(Dataset rows about figures)

========

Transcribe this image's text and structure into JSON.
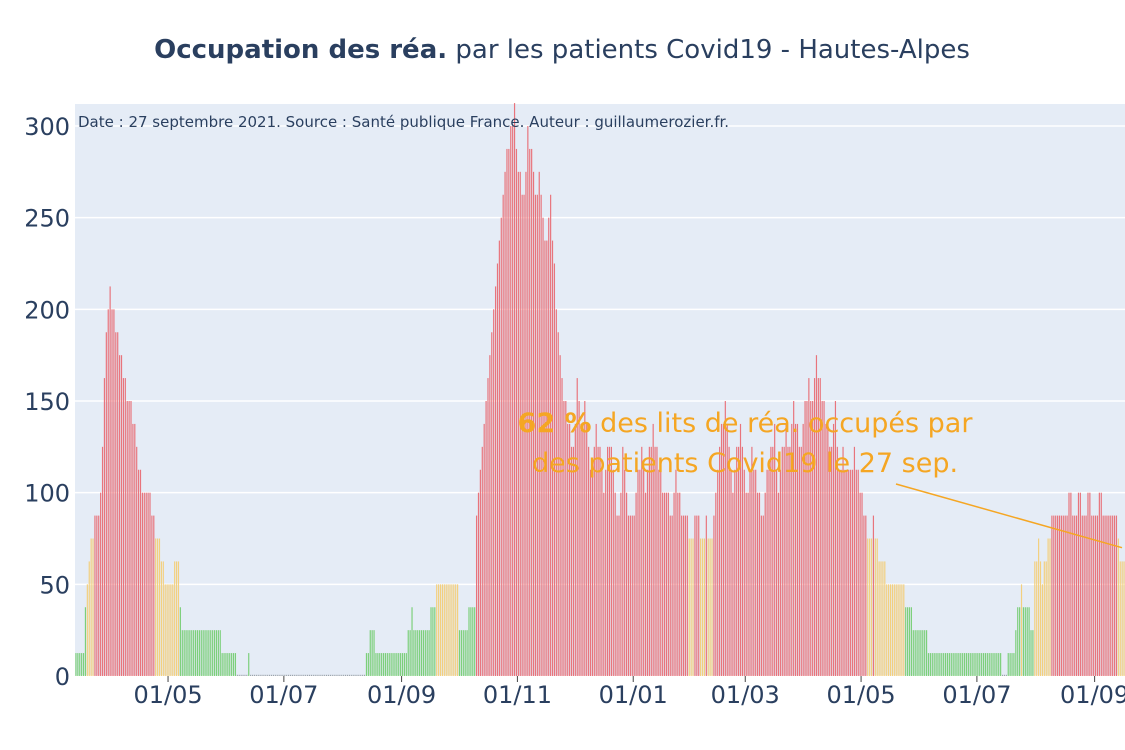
{
  "chart_data": {
    "type": "bar",
    "title_bold": "Occupation des réa.",
    "title_rest": " par les patients Covid19 - Hautes-Alpes",
    "source_note": "Date : 27 septembre 2021. Source : Santé publique France. Auteur : guillaumerozier.fr.",
    "ylim": [
      0,
      312
    ],
    "y_ticks": [
      0,
      50,
      100,
      150,
      200,
      250,
      300
    ],
    "x_range_days": [
      0,
      553
    ],
    "x_ticks": [
      {
        "label": "01/05",
        "day": 49
      },
      {
        "label": "01/07",
        "day": 110
      },
      {
        "label": "01/09",
        "day": 172
      },
      {
        "label": "01/11",
        "day": 233
      },
      {
        "label": "01/01",
        "day": 294
      },
      {
        "label": "01/03",
        "day": 353
      },
      {
        "label": "01/05",
        "day": 414
      },
      {
        "label": "01/07",
        "day": 475
      },
      {
        "label": "01/09",
        "day": 537
      }
    ],
    "color_thresholds": {
      "green_below": 40,
      "yellow_below": 80
    },
    "colors": {
      "red": "#e8747c",
      "yellow": "#f3cf7e",
      "green": "#7ccf7a",
      "background": "#e5ecf6",
      "title": "#2a3f5f",
      "annotation": "#f5a623"
    },
    "annotation": {
      "percent": "62 %",
      "line1_rest": " des lits de réa. occupés par",
      "line2": "des patients Covid19 le 27 sep.",
      "arrow_to_day": 553,
      "arrow_to_value": 70
    },
    "keypoints": [
      [
        0,
        12
      ],
      [
        4,
        12
      ],
      [
        5,
        37
      ],
      [
        6,
        50
      ],
      [
        8,
        75
      ],
      [
        10,
        87
      ],
      [
        12,
        87
      ],
      [
        14,
        125
      ],
      [
        16,
        188
      ],
      [
        18,
        212
      ],
      [
        20,
        200
      ],
      [
        22,
        187
      ],
      [
        24,
        175
      ],
      [
        26,
        160
      ],
      [
        28,
        150
      ],
      [
        30,
        138
      ],
      [
        32,
        125
      ],
      [
        34,
        112
      ],
      [
        36,
        100
      ],
      [
        38,
        100
      ],
      [
        41,
        87
      ],
      [
        43,
        75
      ],
      [
        46,
        62
      ],
      [
        48,
        50
      ],
      [
        50,
        50
      ],
      [
        52,
        62
      ],
      [
        54,
        62
      ],
      [
        56,
        25
      ],
      [
        76,
        25
      ],
      [
        77,
        12
      ],
      [
        84,
        12
      ],
      [
        85,
        0
      ],
      [
        90,
        0
      ],
      [
        91,
        12
      ],
      [
        92,
        0
      ],
      [
        152,
        0
      ],
      [
        153,
        12
      ],
      [
        156,
        25
      ],
      [
        159,
        12
      ],
      [
        174,
        12
      ],
      [
        175,
        25
      ],
      [
        177,
        37
      ],
      [
        178,
        25
      ],
      [
        186,
        25
      ],
      [
        187,
        37
      ],
      [
        189,
        37
      ],
      [
        190,
        50
      ],
      [
        201,
        50
      ],
      [
        202,
        25
      ],
      [
        206,
        25
      ],
      [
        207,
        37
      ],
      [
        210,
        37
      ],
      [
        211,
        87
      ],
      [
        213,
        112
      ],
      [
        215,
        137
      ],
      [
        217,
        162
      ],
      [
        219,
        187
      ],
      [
        221,
        212
      ],
      [
        223,
        237
      ],
      [
        225,
        262
      ],
      [
        227,
        287
      ],
      [
        229,
        300
      ],
      [
        231,
        312
      ],
      [
        232,
        287
      ],
      [
        234,
        275
      ],
      [
        236,
        262
      ],
      [
        238,
        300
      ],
      [
        240,
        287
      ],
      [
        242,
        262
      ],
      [
        244,
        275
      ],
      [
        246,
        250
      ],
      [
        248,
        237
      ],
      [
        250,
        262
      ],
      [
        252,
        225
      ],
      [
        254,
        187
      ],
      [
        256,
        162
      ],
      [
        258,
        150
      ],
      [
        260,
        137
      ],
      [
        262,
        125
      ],
      [
        264,
        162
      ],
      [
        266,
        137
      ],
      [
        268,
        150
      ],
      [
        270,
        125
      ],
      [
        272,
        112
      ],
      [
        274,
        137
      ],
      [
        276,
        125
      ],
      [
        278,
        100
      ],
      [
        280,
        125
      ],
      [
        282,
        125
      ],
      [
        284,
        100
      ],
      [
        286,
        87
      ],
      [
        288,
        125
      ],
      [
        290,
        100
      ],
      [
        292,
        87
      ],
      [
        294,
        87
      ],
      [
        296,
        112
      ],
      [
        298,
        125
      ],
      [
        300,
        100
      ],
      [
        302,
        125
      ],
      [
        304,
        137
      ],
      [
        306,
        125
      ],
      [
        308,
        112
      ],
      [
        310,
        100
      ],
      [
        312,
        100
      ],
      [
        314,
        87
      ],
      [
        316,
        112
      ],
      [
        318,
        100
      ],
      [
        320,
        87
      ],
      [
        322,
        87
      ],
      [
        324,
        75
      ],
      [
        326,
        87
      ],
      [
        328,
        87
      ],
      [
        330,
        75
      ],
      [
        332,
        87
      ],
      [
        334,
        75
      ],
      [
        336,
        87
      ],
      [
        338,
        112
      ],
      [
        340,
        137
      ],
      [
        342,
        150
      ],
      [
        344,
        125
      ],
      [
        346,
        100
      ],
      [
        348,
        125
      ],
      [
        350,
        137
      ],
      [
        352,
        112
      ],
      [
        354,
        100
      ],
      [
        356,
        125
      ],
      [
        358,
        112
      ],
      [
        360,
        100
      ],
      [
        362,
        87
      ],
      [
        364,
        112
      ],
      [
        366,
        125
      ],
      [
        368,
        137
      ],
      [
        370,
        100
      ],
      [
        372,
        125
      ],
      [
        374,
        137
      ],
      [
        376,
        125
      ],
      [
        378,
        150
      ],
      [
        380,
        137
      ],
      [
        382,
        125
      ],
      [
        384,
        150
      ],
      [
        386,
        162
      ],
      [
        388,
        150
      ],
      [
        390,
        175
      ],
      [
        392,
        162
      ],
      [
        394,
        150
      ],
      [
        396,
        137
      ],
      [
        398,
        125
      ],
      [
        400,
        150
      ],
      [
        402,
        112
      ],
      [
        404,
        125
      ],
      [
        406,
        112
      ],
      [
        408,
        112
      ],
      [
        410,
        125
      ],
      [
        412,
        112
      ],
      [
        414,
        100
      ],
      [
        416,
        87
      ],
      [
        418,
        75
      ],
      [
        420,
        87
      ],
      [
        422,
        75
      ],
      [
        424,
        62
      ],
      [
        426,
        62
      ],
      [
        428,
        50
      ],
      [
        436,
        50
      ],
      [
        437,
        37
      ],
      [
        440,
        37
      ],
      [
        441,
        25
      ],
      [
        448,
        25
      ],
      [
        449,
        12
      ],
      [
        487,
        12
      ],
      [
        488,
        0
      ],
      [
        490,
        0
      ],
      [
        491,
        12
      ],
      [
        494,
        12
      ],
      [
        495,
        25
      ],
      [
        496,
        37
      ],
      [
        498,
        50
      ],
      [
        500,
        37
      ],
      [
        502,
        37
      ],
      [
        504,
        25
      ],
      [
        505,
        62
      ],
      [
        507,
        75
      ],
      [
        509,
        50
      ],
      [
        512,
        75
      ],
      [
        514,
        87
      ],
      [
        522,
        87
      ],
      [
        523,
        100
      ],
      [
        526,
        87
      ],
      [
        529,
        100
      ],
      [
        531,
        87
      ],
      [
        534,
        100
      ],
      [
        536,
        87
      ],
      [
        540,
        100
      ],
      [
        542,
        87
      ],
      [
        548,
        87
      ],
      [
        549,
        75
      ],
      [
        550,
        62
      ],
      [
        553,
        62
      ]
    ]
  }
}
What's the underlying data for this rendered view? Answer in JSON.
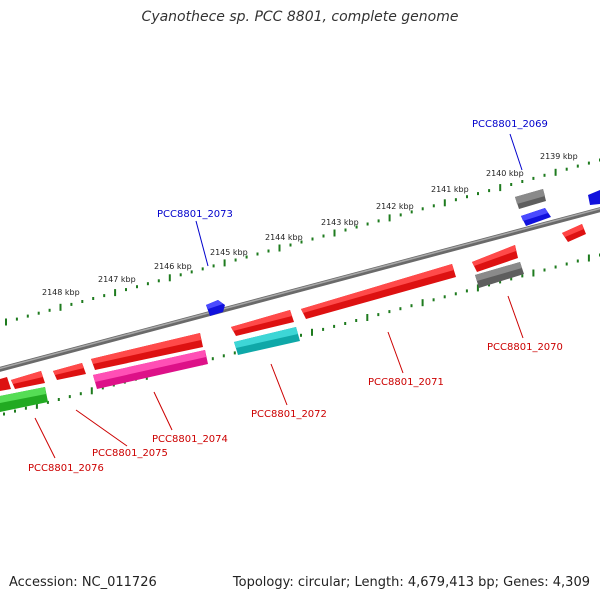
{
  "title": "Cyanothece sp. PCC 8801, complete genome",
  "footer": {
    "accession": "Accession: NC_011726",
    "summary": "Topology: circular; Length: 4,679,413 bp; Genes: 4,309"
  },
  "colors": {
    "backbone": "#808080",
    "ticks": "#1e7b1e",
    "label_blue": "#0000cc",
    "label_red": "#cc0000",
    "gene_red": "#ee1111",
    "gene_blue": "#1111dd",
    "gene_grey": "#6e6e6e",
    "gene_cyan": "#11bbbb",
    "gene_magenta": "#ee1199",
    "gene_green": "#33cc33"
  },
  "kbp_labels": [
    "2139 kbp",
    "2140 kbp",
    "2141 kbp",
    "2142 kbp",
    "2143 kbp",
    "2144 kbp",
    "2145 kbp",
    "2146 kbp",
    "2147 kbp",
    "2148 kbp"
  ],
  "gene_labels": {
    "g2069": "PCC8801_2069",
    "g2070": "PCC8801_2070",
    "g2071": "PCC8801_2071",
    "g2072": "PCC8801_2072",
    "g2073": "PCC8801_2073",
    "g2074": "PCC8801_2074",
    "g2075": "PCC8801_2075",
    "g2076": "PCC8801_2076"
  }
}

========

__EXERCISE AIM__.
Among the lines of the data above, find those with the word "this" and show them.

__TASK RESPONSE__.
Transcribe this image's text and structure into JSON.
What's the underlying data for this rendered view? Answer in JSON.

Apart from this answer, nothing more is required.